All of the records below need to be copied exactly.

§

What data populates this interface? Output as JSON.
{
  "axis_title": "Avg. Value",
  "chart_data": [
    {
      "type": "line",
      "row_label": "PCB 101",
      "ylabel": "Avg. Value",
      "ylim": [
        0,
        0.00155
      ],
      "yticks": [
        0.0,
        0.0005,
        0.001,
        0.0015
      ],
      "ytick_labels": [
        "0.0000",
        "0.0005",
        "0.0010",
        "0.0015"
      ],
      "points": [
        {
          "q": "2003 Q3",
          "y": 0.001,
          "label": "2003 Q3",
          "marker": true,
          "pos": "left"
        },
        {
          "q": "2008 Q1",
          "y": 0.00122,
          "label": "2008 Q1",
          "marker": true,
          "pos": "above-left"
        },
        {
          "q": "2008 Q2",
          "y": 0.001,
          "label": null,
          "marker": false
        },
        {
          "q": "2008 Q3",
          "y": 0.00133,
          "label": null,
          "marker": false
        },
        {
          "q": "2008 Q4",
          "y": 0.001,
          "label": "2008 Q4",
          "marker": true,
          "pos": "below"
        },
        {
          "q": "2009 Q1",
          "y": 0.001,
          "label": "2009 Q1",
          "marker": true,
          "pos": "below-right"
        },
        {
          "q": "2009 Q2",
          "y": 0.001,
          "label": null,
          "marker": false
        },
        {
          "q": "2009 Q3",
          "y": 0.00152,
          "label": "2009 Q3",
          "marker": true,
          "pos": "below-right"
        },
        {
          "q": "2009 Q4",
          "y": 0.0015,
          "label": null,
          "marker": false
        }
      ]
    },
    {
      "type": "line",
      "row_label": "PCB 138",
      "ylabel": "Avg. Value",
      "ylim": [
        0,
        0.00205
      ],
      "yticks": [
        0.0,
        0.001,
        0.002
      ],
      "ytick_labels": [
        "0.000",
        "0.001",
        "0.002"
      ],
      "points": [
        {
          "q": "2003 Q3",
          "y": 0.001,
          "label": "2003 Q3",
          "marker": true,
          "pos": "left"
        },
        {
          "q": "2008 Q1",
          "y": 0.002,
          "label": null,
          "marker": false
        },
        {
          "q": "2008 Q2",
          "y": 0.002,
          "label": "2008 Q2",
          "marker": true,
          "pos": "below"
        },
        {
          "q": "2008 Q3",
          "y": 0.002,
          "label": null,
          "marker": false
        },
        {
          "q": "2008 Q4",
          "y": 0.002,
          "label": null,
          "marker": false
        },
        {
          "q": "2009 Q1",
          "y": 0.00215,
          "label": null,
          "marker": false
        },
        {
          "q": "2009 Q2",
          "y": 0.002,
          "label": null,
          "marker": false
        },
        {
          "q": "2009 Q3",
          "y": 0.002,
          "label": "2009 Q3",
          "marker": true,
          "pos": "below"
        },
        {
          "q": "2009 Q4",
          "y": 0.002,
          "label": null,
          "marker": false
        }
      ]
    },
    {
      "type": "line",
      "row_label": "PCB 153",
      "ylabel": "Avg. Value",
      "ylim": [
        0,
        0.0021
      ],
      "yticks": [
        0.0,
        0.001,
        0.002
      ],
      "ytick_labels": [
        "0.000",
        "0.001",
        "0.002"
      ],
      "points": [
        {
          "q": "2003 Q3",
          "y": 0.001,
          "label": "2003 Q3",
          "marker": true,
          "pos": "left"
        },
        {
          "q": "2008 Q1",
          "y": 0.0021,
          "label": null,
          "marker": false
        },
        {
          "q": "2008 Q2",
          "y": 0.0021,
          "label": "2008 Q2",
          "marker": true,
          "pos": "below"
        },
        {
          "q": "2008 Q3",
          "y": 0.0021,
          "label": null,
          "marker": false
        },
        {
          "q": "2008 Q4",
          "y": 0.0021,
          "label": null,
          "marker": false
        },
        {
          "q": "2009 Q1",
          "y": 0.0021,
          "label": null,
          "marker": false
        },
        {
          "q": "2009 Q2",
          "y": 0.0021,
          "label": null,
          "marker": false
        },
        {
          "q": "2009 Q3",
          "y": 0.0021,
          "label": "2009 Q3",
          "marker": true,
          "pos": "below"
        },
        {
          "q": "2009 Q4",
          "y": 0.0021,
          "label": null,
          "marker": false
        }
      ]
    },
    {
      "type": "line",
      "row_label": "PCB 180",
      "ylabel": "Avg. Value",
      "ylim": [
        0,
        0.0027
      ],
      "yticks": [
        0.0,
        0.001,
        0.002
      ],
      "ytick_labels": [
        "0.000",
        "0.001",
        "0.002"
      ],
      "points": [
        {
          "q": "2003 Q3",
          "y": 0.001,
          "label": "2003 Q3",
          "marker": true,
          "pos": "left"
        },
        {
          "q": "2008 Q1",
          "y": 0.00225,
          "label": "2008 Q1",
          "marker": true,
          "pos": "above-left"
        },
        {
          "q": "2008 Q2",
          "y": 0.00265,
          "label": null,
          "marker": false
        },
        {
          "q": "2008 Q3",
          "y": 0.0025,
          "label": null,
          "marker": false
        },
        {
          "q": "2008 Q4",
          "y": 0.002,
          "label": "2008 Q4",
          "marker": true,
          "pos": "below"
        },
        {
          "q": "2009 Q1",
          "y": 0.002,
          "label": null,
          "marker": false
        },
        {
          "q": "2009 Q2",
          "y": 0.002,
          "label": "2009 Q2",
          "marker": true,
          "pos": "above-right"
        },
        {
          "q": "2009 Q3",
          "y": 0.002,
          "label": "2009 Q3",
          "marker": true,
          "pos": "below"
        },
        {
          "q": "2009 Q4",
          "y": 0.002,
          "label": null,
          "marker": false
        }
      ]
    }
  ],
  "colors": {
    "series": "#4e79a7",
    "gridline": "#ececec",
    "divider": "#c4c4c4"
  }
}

§

* [WORKED SOLUTION]:
What data populates this interface? Output as JSON.
{
  "axis_title": "Avg. Value",
  "chart_data": [
    {
      "type": "line",
      "row_label": "PCB 101",
      "ylabel": "Avg. Value",
      "ylim": [
        0,
        0.00155
      ],
      "yticks": [
        0.0,
        0.0005,
        0.001,
        0.0015
      ],
      "ytick_labels": [
        "0.0000",
        "0.0005",
        "0.0010",
        "0.0015"
      ],
      "points": [
        {
          "q": "2003 Q3",
          "y": 0.001,
          "label": "2003 Q3",
          "marker": true,
          "pos": "left"
        },
        {
          "q": "2008 Q1",
          "y": 0.00122,
          "label": "2008 Q1",
          "marker": true,
          "pos": "above-left"
        },
        {
          "q": "2008 Q2",
          "y": 0.001,
          "label": null,
          "marker": false
        },
        {
          "q": "2008 Q3",
          "y": 0.00133,
          "label": null,
          "marker": false
        },
        {
          "q": "2008 Q4",
          "y": 0.001,
          "label": "2008 Q4",
          "marker": true,
          "pos": "below"
        },
        {
          "q": "2009 Q1",
          "y": 0.001,
          "label": "2009 Q1",
          "marker": true,
          "pos": "below-right"
        },
        {
          "q": "2009 Q2",
          "y": 0.001,
          "label": null,
          "marker": false
        },
        {
          "q": "2009 Q3",
          "y": 0.00152,
          "label": "2009 Q3",
          "marker": true,
          "pos": "below-right"
        },
        {
          "q": "2009 Q4",
          "y": 0.0015,
          "label": null,
          "marker": false
        }
      ]
    },
    {
      "type": "line",
      "row_label": "PCB 138",
      "ylabel": "Avg. Value",
      "ylim": [
        0,
        0.00205
      ],
      "yticks": [
        0.0,
        0.001,
        0.002
      ],
      "ytick_labels": [
        "0.000",
        "0.001",
        "0.002"
      ],
      "points": [
        {
          "q": "2003 Q3",
          "y": 0.001,
          "label": "2003 Q3",
          "marker": true,
          "pos": "left"
        },
        {
          "q": "2008 Q1",
          "y": 0.002,
          "label": null,
          "marker": false
        },
        {
          "q": "2008 Q2",
          "y": 0.002,
          "label": "2008 Q2",
          "marker": true,
          "pos": "below"
        },
        {
          "q": "2008 Q3",
          "y": 0.002,
          "label": null,
          "marker": false
        },
        {
          "q": "2008 Q4",
          "y": 0.002,
          "label": null,
          "marker": false
        },
        {
          "q": "2009 Q1",
          "y": 0.00215,
          "label": null,
          "marker": false
        },
        {
          "q": "2009 Q2",
          "y": 0.002,
          "label": null,
          "marker": false
        },
        {
          "q": "2009 Q3",
          "y": 0.002,
          "label": "2009 Q3",
          "marker": true,
          "pos": "below"
        },
        {
          "q": "2009 Q4",
          "y": 0.002,
          "label": null,
          "marker": false
        }
      ]
    },
    {
      "type": "line",
      "row_label": "PCB 153",
      "ylabel": "Avg. Value",
      "ylim": [
        0,
        0.0021
      ],
      "yticks": [
        0.0,
        0.001,
        0.002
      ],
      "ytick_labels": [
        "0.000",
        "0.001",
        "0.002"
      ],
      "points": [
        {
          "q": "2003 Q3",
          "y": 0.001,
          "label": "2003 Q3",
          "marker": true,
          "pos": "left"
        },
        {
          "q": "2008 Q1",
          "y": 0.0021,
          "label": null,
          "marker": false
        },
        {
          "q": "2008 Q2",
          "y": 0.0021,
          "label": "2008 Q2",
          "marker": true,
          "pos": "below"
        },
        {
          "q": "2008 Q3",
          "y": 0.0021,
          "label": null,
          "marker": false
        },
        {
          "q": "2008 Q4",
          "y": 0.0021,
          "label": null,
          "marker": false
        },
        {
          "q": "2009 Q1",
          "y": 0.0021,
          "label": null,
          "marker": false
        },
        {
          "q": "2009 Q2",
          "y": 0.0021,
          "label": null,
          "marker": false
        },
        {
          "q": "2009 Q3",
          "y": 0.0021,
          "label": "2009 Q3",
          "marker": true,
          "pos": "below"
        },
        {
          "q": "2009 Q4",
          "y": 0.0021,
          "label": null,
          "marker": false
        }
      ]
    },
    {
      "type": "line",
      "row_label": "PCB 180",
      "ylabel": "Avg. Value",
      "ylim": [
        0,
        0.0027
      ],
      "yticks": [
        0.0,
        0.001,
        0.002
      ],
      "ytick_labels": [
        "0.000",
        "0.001",
        "0.002"
      ],
      "points": [
        {
          "q": "2003 Q3",
          "y": 0.001,
          "label": "2003 Q3",
          "marker": true,
          "pos": "left"
        },
        {
          "q": "2008 Q1",
          "y": 0.00225,
          "label": "2008 Q1",
          "marker": true,
          "pos": "above-left"
        },
        {
          "q": "2008 Q2",
          "y": 0.00265,
          "label": null,
          "marker": false
        },
        {
          "q": "2008 Q3",
          "y": 0.0025,
          "label": null,
          "marker": false
        },
        {
          "q": "2008 Q4",
          "y": 0.002,
          "label": "2008 Q4",
          "marker": true,
          "pos": "below"
        },
        {
          "q": "2009 Q1",
          "y": 0.002,
          "label": null,
          "marker": false
        },
        {
          "q": "2009 Q2",
          "y": 0.002,
          "label": "2009 Q2",
          "marker": true,
          "pos": "above-right"
        },
        {
          "q": "2009 Q3",
          "y": 0.002,
          "label": "2009 Q3",
          "marker": true,
          "pos": "below"
        },
        {
          "q": "2009 Q4",
          "y": 0.002,
          "label": null,
          "marker": false
        }
      ]
    }
  ],
  "colors": {
    "series": "#4e79a7",
    "gridline": "#ececec",
    "divider": "#c4c4c4"
  }
}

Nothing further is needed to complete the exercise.